▶ _Supplied data_:
....................
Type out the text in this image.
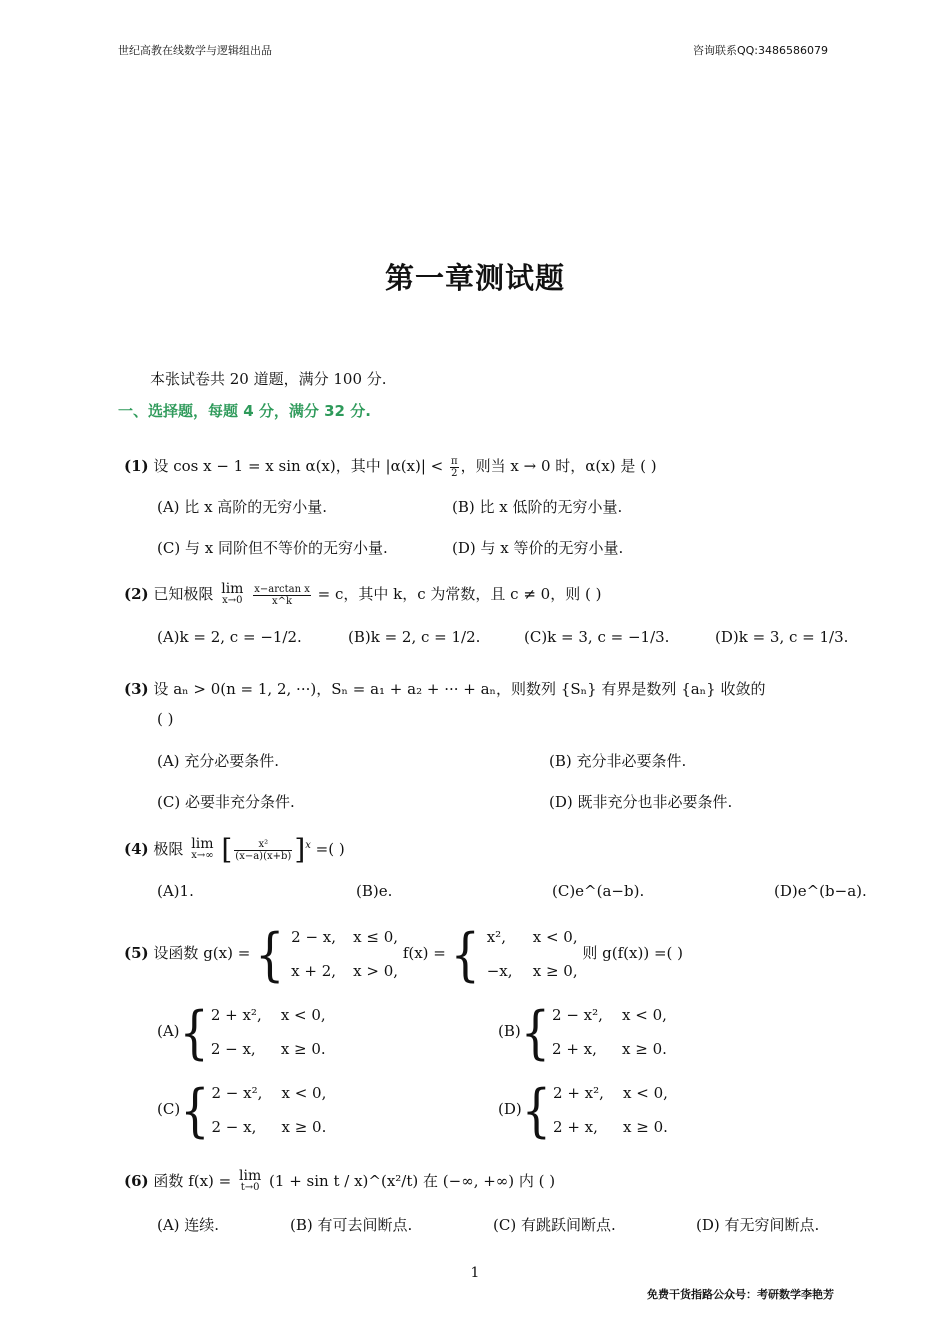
世纪高教在线数学与逻辑组出品	咨询联系QQ:3486586079
第一章测试题
本张试卷共 20 道题，满分 100 分.
一、选择题，每题 4 分，满分 32 分.
(1) 设 cos x − 1 = x sin α(x)，其中 $|\alpha(x)| < \frac{\pi}{2}$ ，则当 x → 0 时，α(x) 是 ( )
(A) 比 x 高阶的无穷小量.	(B) 比 x 低阶的无穷小量.
(C) 与 x 同阶但不等价的无穷小量.	(D) 与 x 等价的无穷小量.
(2) 已知极限 lim
x→0
$\frac{\text{x−arctan x}}{x\^{}k} = c$，其中 k，c 为常数，且 c ≠ 0，则 ( )
(A)k = 2, c = −1/2.	(B)k = 2, c = 1/2.	(C)k = 3, c = −1/3.	(D)k = 3, c = 1/3.
(3) 设 aₙ > 0(n = 1, 2, ···)，Sₙ = a₁ + a₂ + ··· + aₙ，则数列 {Sₙ} 有界是数列 {aₙ} 收敛的
( )
(A) 充分必要条件.	(B) 充分非必要条件.
(C) 必要非充分条件.	(D) 既非充分也非必要条件.
(4) 极限 lim
x→∞ [ $\frac{\text{x²}}{(x-a)(x+b)} ]^x$ =( )
(A)1.	(B)e.	(C)e^(a−b).	(D)e^(b−a).
(5) 设函数 g(x) = { 2 − x, x ≤ 0,
x + 2, x > 0,
f(x) = { x², x < 0,
−x, x ≥ 0,
则 g(f(x)) =( )
(A){ 2 + x², x < 0,
2 − x, x ≥ 0.
(B){ 2 − x², x < 0,
2 + x, x ≥ 0.
(C){ 2 − x², x < 0,
2 − x, x ≥ 0.
(D){ 2 + x², x < 0,
2 + x, x ≥ 0.
(6) 函数 f(x) = lim
t→0 (1 + sin t / x)^(x²/t) 在 (−∞, +∞) 内 ( )
(A) 连续.	(B) 有可去间断点.	(C) 有跳跃间断点.	(D) 有无穷间断点.
1
免费干货指路公众号：考研数学李艳芳
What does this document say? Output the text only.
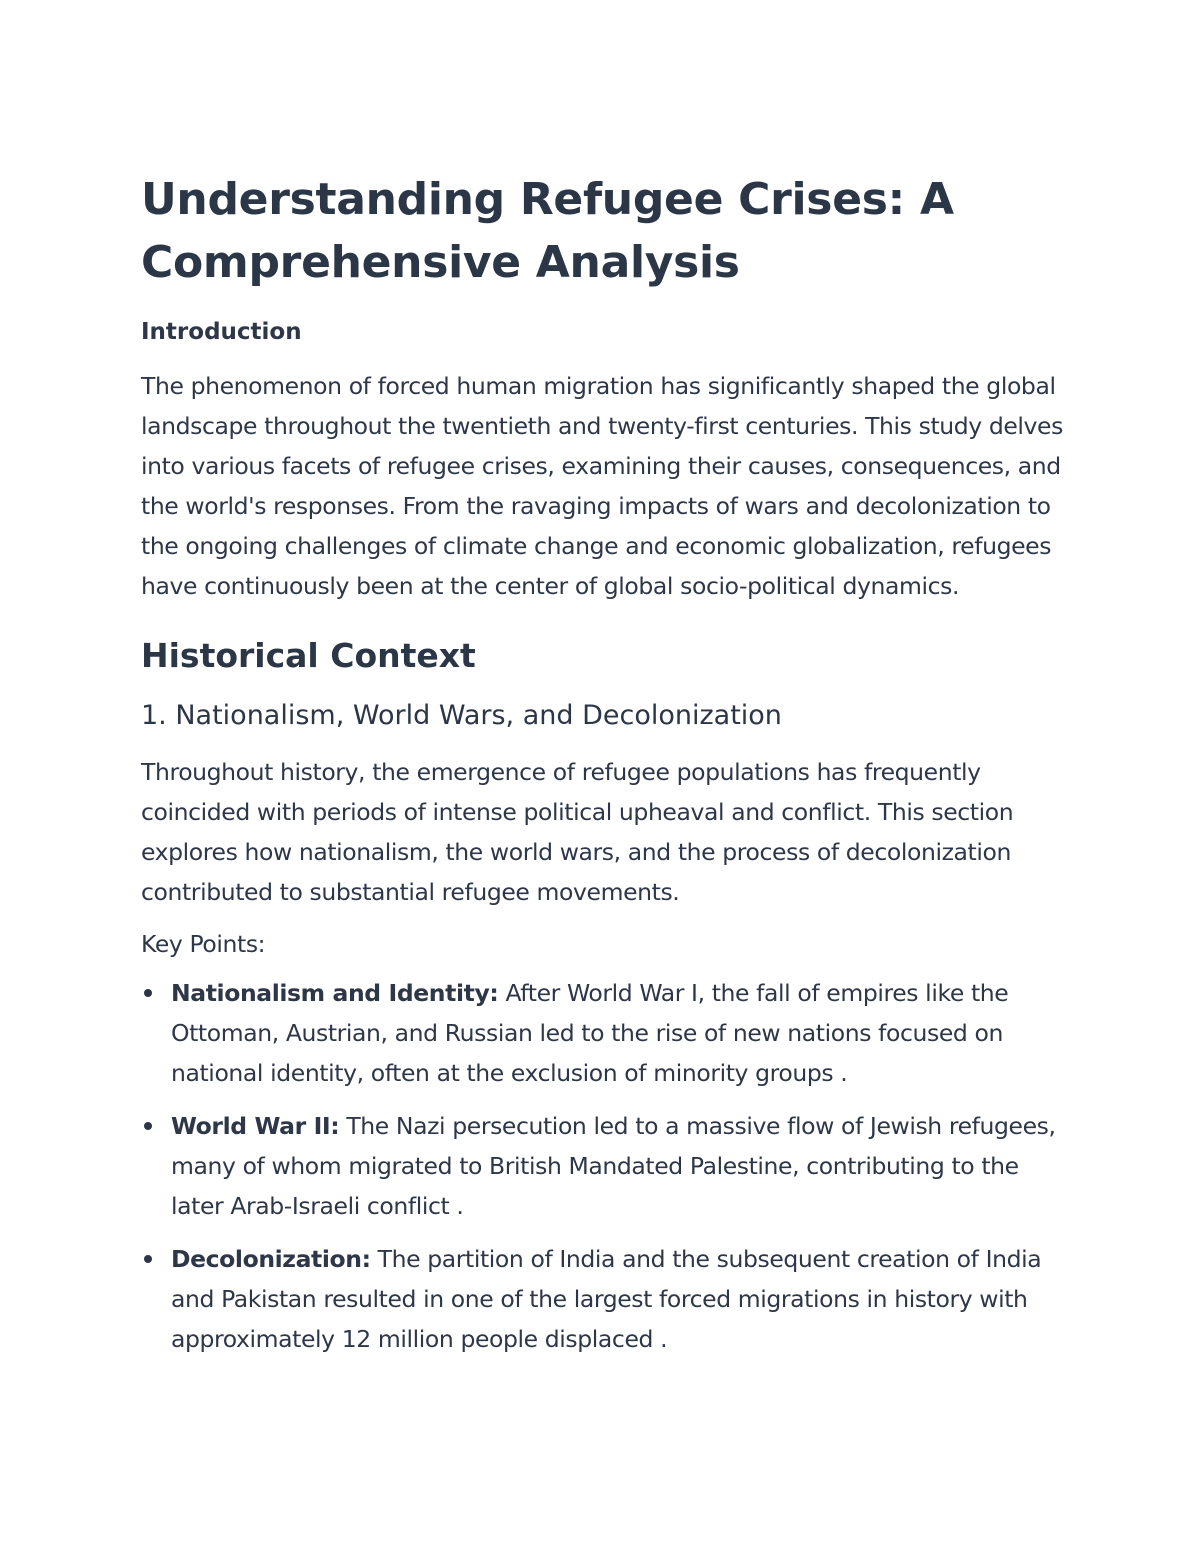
Understanding Refugee Crises: A Comprehensive Analysis
Introduction

The phenomenon of forced human migration has significantly shaped the global landscape throughout the twentieth and twenty-first centuries. This study delves into various facets of refugee crises, examining their causes, consequences, and the world's responses. From the ravaging impacts of wars and decolonization to the ongoing challenges of climate change and economic globalization, refugees have continuously been at the center of global socio-political dynamics.

Historical Context
1. Nationalism, World Wars, and Decolonization

Throughout history, the emergence of refugee populations has frequently coincided with periods of intense political upheaval and conflict. This section explores how nationalism, the world wars, and the process of decolonization contributed to substantial refugee movements.

Key Points:
Nationalism and Identity: After World War I, the fall of empires like the Ottoman, Austrian, and Russian led to the rise of new nations focused on national identity, often at the exclusion of minority groups .
World War II: The Nazi persecution led to a massive flow of Jewish refugees, many of whom migrated to British Mandated Palestine, contributing to the later Arab-Israeli conflict .
Decolonization: The partition of India and the subsequent creation of India and Pakistan resulted in one of the largest forced migrations in history with approximately 12 million people displaced .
....................
▶ _Problem to work on_:
Take the data above and repeat it exactly, leaving each picture out.

▶ _Task result_:
Type out the text in this image.
世纪高教在线数学与逻辑组出品	咨询联系QQ:3486586079
第一章测试题
本张试卷共 20 道题，满分 100 分.
一、选择题，每题 4 分，满分 32 分.
(1) 设 cos x − 1 = x sin α(x)，其中 $|\alpha(x)| < \frac{\pi}{2}$ ，则当 x → 0 时，α(x) 是 ( )
(A) 比 x 高阶的无穷小量.	(B) 比 x 低阶的无穷小量.
(C) 与 x 同阶但不等价的无穷小量.	(D) 与 x 等价的无穷小量.
(2) 已知极限 lim
x→0
$\frac{\text{x−arctan x}}{x\^{}k} = c$，其中 k，c 为常数，且 c ≠ 0，则 ( )
(A)k = 2, c = −1/2.	(B)k = 2, c = 1/2.	(C)k = 3, c = −1/3.	(D)k = 3, c = 1/3.
(3) 设 aₙ > 0(n = 1, 2, ···)，Sₙ = a₁ + a₂ + ··· + aₙ，则数列 {Sₙ} 有界是数列 {aₙ} 收敛的
( )
(A) 充分必要条件.	(B) 充分非必要条件.
(C) 必要非充分条件.	(D) 既非充分也非必要条件.
(4) 极限 lim
x→∞ [ $\frac{\text{x²}}{(x-a)(x+b)} ]^x$ =( )
(A)1.	(B)e.	(C)e^(a−b).	(D)e^(b−a).
(5) 设函数 g(x) = { 2 − x, x ≤ 0,
x + 2, x > 0,
f(x) = { x², x < 0,
−x, x ≥ 0,
则 g(f(x)) =( )
(A){ 2 + x², x < 0,
2 − x, x ≥ 0.
(B){ 2 − x², x < 0,
2 + x, x ≥ 0.
(C){ 2 − x², x < 0,
2 − x, x ≥ 0.
(D){ 2 + x², x < 0,
2 + x, x ≥ 0.
(6) 函数 f(x) = lim
t→0 (1 + sin t / x)^(x²/t) 在 (−∞, +∞) 内 ( )
(A) 连续.	(B) 有可去间断点.	(C) 有跳跃间断点.	(D) 有无穷间断点.
1
免费干货指路公众号：考研数学李艳芳
What does this document say? Output the text only.
Understanding Refugee Crises: A Comprehensive Analysis
Introduction

The phenomenon of forced human migration has significantly shaped the global landscape throughout the twentieth and twenty-first centuries. This study delves into various facets of refugee crises, examining their causes, consequences, and the world's responses. From the ravaging impacts of wars and decolonization to the ongoing challenges of climate change and economic globalization, refugees have continuously been at the center of global socio-political dynamics.

Historical Context
1. Nationalism, World Wars, and Decolonization

Throughout history, the emergence of refugee populations has frequently coincided with periods of intense political upheaval and conflict. This section explores how nationalism, the world wars, and the process of decolonization contributed to substantial refugee movements.

Key Points:
Nationalism and Identity: After World War I, the fall of empires like the Ottoman, Austrian, and Russian led to the rise of new nations focused on national identity, often at the exclusion of minority groups .
World War II: The Nazi persecution led to a massive flow of Jewish refugees, many of whom migrated to British Mandated Palestine, contributing to the later Arab-Israeli conflict .
Decolonization: The partition of India and the subsequent creation of India and Pakistan resulted in one of the largest forced migrations in history with approximately 12 million people displaced .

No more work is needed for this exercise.